→ **INSTRUCTIONS FOR THE TASK**
Repeat each entry as written and leave the images out of the copy.

++++ SOURCE DATA ++++

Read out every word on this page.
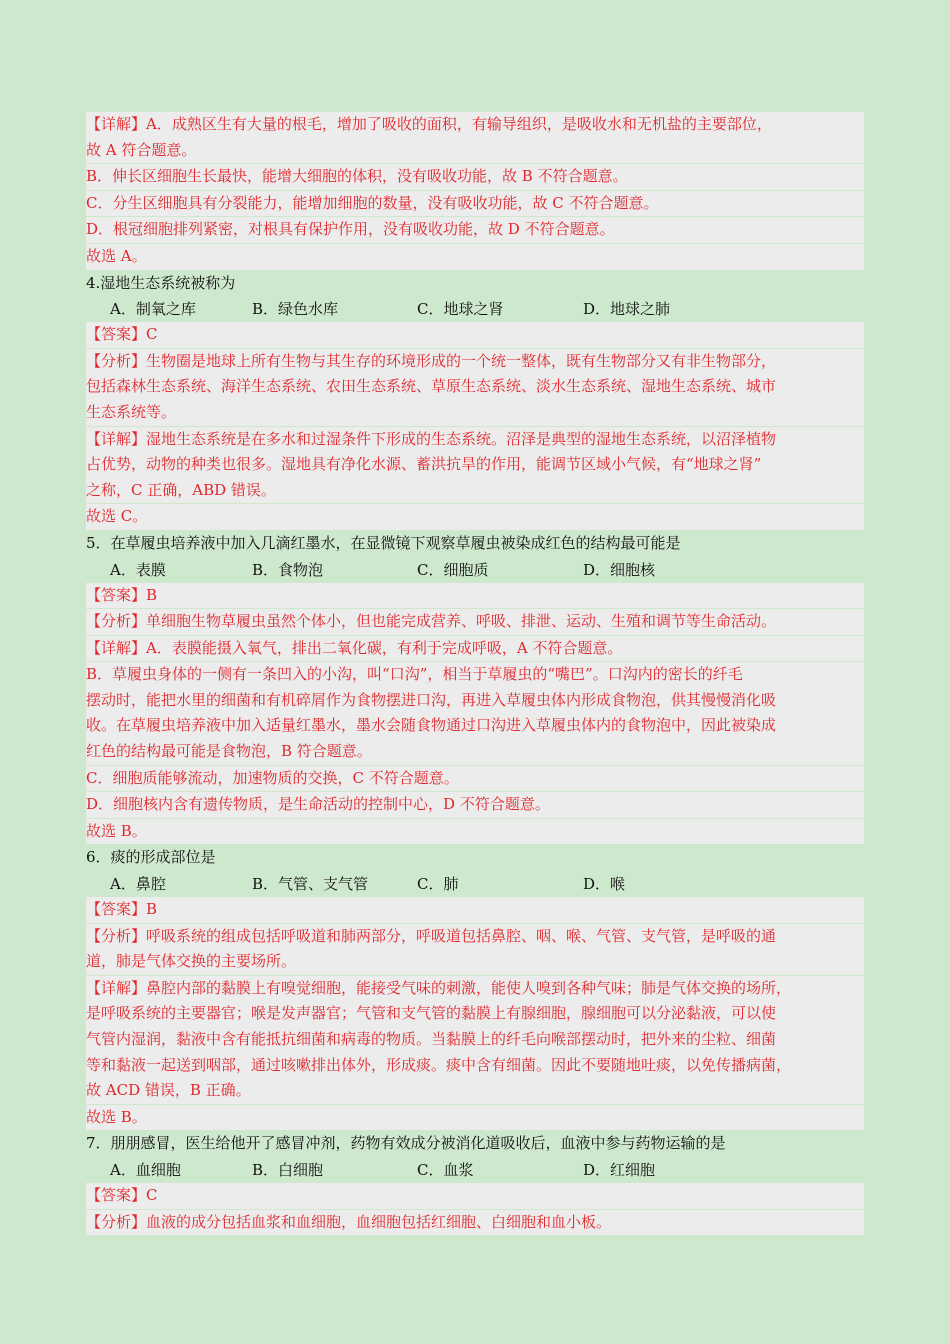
【详解】A．成熟区生有大量的根毛，增加了吸收的面积，有输导组织，是吸收水和无机盐的主要部位，
故 A 符合题意。
B．伸长区细胞生长最快，能增大细胞的体积，没有吸收功能，故 B 不符合题意。
C．分生区细胞具有分裂能力，能增加细胞的数量，没有吸收功能，故 C 不符合题意。
D．根冠细胞排列紧密，对根具有保护作用，没有吸收功能，故 D 不符合题意。
故选 A。
4.湿地生态系统被称为
A．制氧之库	B．绿色水库	C．地球之肾	D．地球之肺
【答案】C
【分析】生物圈是地球上所有生物与其生存的环境形成的一个统一整体，既有生物部分又有非生物部分，
包括森林生态系统、海洋生态系统、农田生态系统、草原生态系统、淡水生态系统、湿地生态系统、城市
生态系统等。
【详解】湿地生态系统是在多水和过湿条件下形成的生态系统。沼泽是典型的湿地生态系统，以沼泽植物
占优势，动物的种类也很多。湿地具有净化水源、蓄洪抗旱的作用，能调节区域小气候，有“地球之肾”
之称，C 正确，ABD 错误。
故选 C。
5．在草履虫培养液中加入几滴红墨水，在显微镜下观察草履虫被染成红色的结构最可能是
A．表膜	B．食物泡	C．细胞质	D．细胞核
【答案】B
【分析】单细胞生物草履虫虽然个体小，但也能完成营养、呼吸、排泄、运动、生殖和调节等生命活动。
【详解】A．表膜能摄入氧气，排出二氧化碳，有利于完成呼吸，A 不符合题意。
B．草履虫身体的一侧有一条凹入的小沟，叫“口沟”，相当于草履虫的“嘴巴”。口沟内的密长的纤毛
摆动时，能把水里的细菌和有机碎屑作为食物摆进口沟，再进入草履虫体内形成食物泡，供其慢慢消化吸
收。在草履虫培养液中加入适量红墨水，墨水会随食物通过口沟进入草履虫体内的食物泡中，因此被染成
红色的结构最可能是食物泡，B 符合题意。
C．细胞质能够流动，加速物质的交换，C 不符合题意。
D．细胞核内含有遗传物质，是生命活动的控制中心，D 不符合题意。
故选 B。
6．痰的形成部位是
A．鼻腔	B．气管、支气管	C．肺	D．喉
【答案】B
【分析】呼吸系统的组成包括呼吸道和肺两部分，呼吸道包括鼻腔、咽、喉、气管、支气管，是呼吸的通
道，肺是气体交换的主要场所。
【详解】鼻腔内部的黏膜上有嗅觉细胞，能接受气味的刺激，能使人嗅到各种气味；肺是气体交换的场所，
是呼吸系统的主要器官；喉是发声器官；气管和支气管的黏膜上有腺细胞，腺细胞可以分泌黏液，可以使
气管内湿润，黏液中含有能抵抗细菌和病毒的物质。当黏膜上的纤毛向喉部摆动时，把外来的尘粒、细菌
等和黏液一起送到咽部，通过咳嗽排出体外，形成痰。痰中含有细菌。因此不要随地吐痰，以免传播病菌，
故 ACD 错误，B 正确。
故选 B。
7．朋朋感冒，医生给他开了感冒冲剂，药物有效成分被消化道吸收后，血液中参与药物运输的是
A．血细胞	B．白细胞	C．血浆	D．红细胞
【答案】C
【分析】血液的成分包括血浆和血细胞，血细胞包括红细胞、白细胞和血小板。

++++

→ **SOLUTION**
Read out every word on this page.
【详解】A．成熟区生有大量的根毛，增加了吸收的面积，有输导组织，是吸收水和无机盐的主要部位，
故 A 符合题意。
B．伸长区细胞生长最快，能增大细胞的体积，没有吸收功能，故 B 不符合题意。
C．分生区细胞具有分裂能力，能增加细胞的数量，没有吸收功能，故 C 不符合题意。
D．根冠细胞排列紧密，对根具有保护作用，没有吸收功能，故 D 不符合题意。
故选 A。
4.湿地生态系统被称为
A．制氧之库	B．绿色水库	C．地球之肾	D．地球之肺
【答案】C
【分析】生物圈是地球上所有生物与其生存的环境形成的一个统一整体，既有生物部分又有非生物部分，
包括森林生态系统、海洋生态系统、农田生态系统、草原生态系统、淡水生态系统、湿地生态系统、城市
生态系统等。
【详解】湿地生态系统是在多水和过湿条件下形成的生态系统。沼泽是典型的湿地生态系统，以沼泽植物
占优势，动物的种类也很多。湿地具有净化水源、蓄洪抗旱的作用，能调节区域小气候，有“地球之肾”
之称，C 正确，ABD 错误。
故选 C。
5．在草履虫培养液中加入几滴红墨水，在显微镜下观察草履虫被染成红色的结构最可能是
A．表膜	B．食物泡	C．细胞质	D．细胞核
【答案】B
【分析】单细胞生物草履虫虽然个体小，但也能完成营养、呼吸、排泄、运动、生殖和调节等生命活动。
【详解】A．表膜能摄入氧气，排出二氧化碳，有利于完成呼吸，A 不符合题意。
B．草履虫身体的一侧有一条凹入的小沟，叫“口沟”，相当于草履虫的“嘴巴”。口沟内的密长的纤毛
摆动时，能把水里的细菌和有机碎屑作为食物摆进口沟，再进入草履虫体内形成食物泡，供其慢慢消化吸
收。在草履虫培养液中加入适量红墨水，墨水会随食物通过口沟进入草履虫体内的食物泡中，因此被染成
红色的结构最可能是食物泡，B 符合题意。
C．细胞质能够流动，加速物质的交换，C 不符合题意。
D．细胞核内含有遗传物质，是生命活动的控制中心，D 不符合题意。
故选 B。
6．痰的形成部位是
A．鼻腔	B．气管、支气管	C．肺	D．喉
【答案】B
【分析】呼吸系统的组成包括呼吸道和肺两部分，呼吸道包括鼻腔、咽、喉、气管、支气管，是呼吸的通
道，肺是气体交换的主要场所。
【详解】鼻腔内部的黏膜上有嗅觉细胞，能接受气味的刺激，能使人嗅到各种气味；肺是气体交换的场所，
是呼吸系统的主要器官；喉是发声器官；气管和支气管的黏膜上有腺细胞，腺细胞可以分泌黏液，可以使
气管内湿润，黏液中含有能抵抗细菌和病毒的物质。当黏膜上的纤毛向喉部摆动时，把外来的尘粒、细菌
等和黏液一起送到咽部，通过咳嗽排出体外，形成痰。痰中含有细菌。因此不要随地吐痰，以免传播病菌，
故 ACD 错误，B 正确。
故选 B。
7．朋朋感冒，医生给他开了感冒冲剂，药物有效成分被消化道吸收后，血液中参与药物运输的是
A．血细胞	B．白细胞	C．血浆	D．红细胞
【答案】C
【分析】血液的成分包括血浆和血细胞，血细胞包括红细胞、白细胞和血小板。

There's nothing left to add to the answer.